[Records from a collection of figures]
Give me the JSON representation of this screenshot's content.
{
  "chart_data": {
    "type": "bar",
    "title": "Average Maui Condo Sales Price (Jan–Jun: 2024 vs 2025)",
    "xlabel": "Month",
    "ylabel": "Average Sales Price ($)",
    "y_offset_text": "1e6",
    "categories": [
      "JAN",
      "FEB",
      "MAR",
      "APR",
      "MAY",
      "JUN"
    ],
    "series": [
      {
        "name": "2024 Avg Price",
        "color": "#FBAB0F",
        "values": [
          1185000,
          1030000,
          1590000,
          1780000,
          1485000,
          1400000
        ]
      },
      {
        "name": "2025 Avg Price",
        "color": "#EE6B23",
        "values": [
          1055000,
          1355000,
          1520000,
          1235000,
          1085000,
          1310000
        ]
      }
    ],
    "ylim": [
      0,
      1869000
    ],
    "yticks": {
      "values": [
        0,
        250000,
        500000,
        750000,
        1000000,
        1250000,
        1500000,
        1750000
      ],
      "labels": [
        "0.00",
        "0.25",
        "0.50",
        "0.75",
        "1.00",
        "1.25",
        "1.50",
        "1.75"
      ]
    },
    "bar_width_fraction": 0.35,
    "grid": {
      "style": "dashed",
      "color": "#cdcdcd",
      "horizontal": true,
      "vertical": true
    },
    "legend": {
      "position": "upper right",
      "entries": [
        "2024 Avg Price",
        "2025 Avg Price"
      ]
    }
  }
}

> WHAT TO WORK ON
Copy out all of the records shown above exactly.

> RESULT OF THIS TASK
Give me the JSON representation of this screenshot's content.
{
  "chart_data": {
    "type": "bar",
    "title": "Average Maui Condo Sales Price (Jan–Jun: 2024 vs 2025)",
    "xlabel": "Month",
    "ylabel": "Average Sales Price ($)",
    "y_offset_text": "1e6",
    "categories": [
      "JAN",
      "FEB",
      "MAR",
      "APR",
      "MAY",
      "JUN"
    ],
    "series": [
      {
        "name": "2024 Avg Price",
        "color": "#FBAB0F",
        "values": [
          1185000,
          1030000,
          1590000,
          1780000,
          1485000,
          1400000
        ]
      },
      {
        "name": "2025 Avg Price",
        "color": "#EE6B23",
        "values": [
          1055000,
          1355000,
          1520000,
          1235000,
          1085000,
          1310000
        ]
      }
    ],
    "ylim": [
      0,
      1869000
    ],
    "yticks": {
      "values": [
        0,
        250000,
        500000,
        750000,
        1000000,
        1250000,
        1500000,
        1750000
      ],
      "labels": [
        "0.00",
        "0.25",
        "0.50",
        "0.75",
        "1.00",
        "1.25",
        "1.50",
        "1.75"
      ]
    },
    "bar_width_fraction": 0.35,
    "grid": {
      "style": "dashed",
      "color": "#cdcdcd",
      "horizontal": true,
      "vertical": true
    },
    "legend": {
      "position": "upper right",
      "entries": [
        "2024 Avg Price",
        "2025 Avg Price"
      ]
    }
  }
}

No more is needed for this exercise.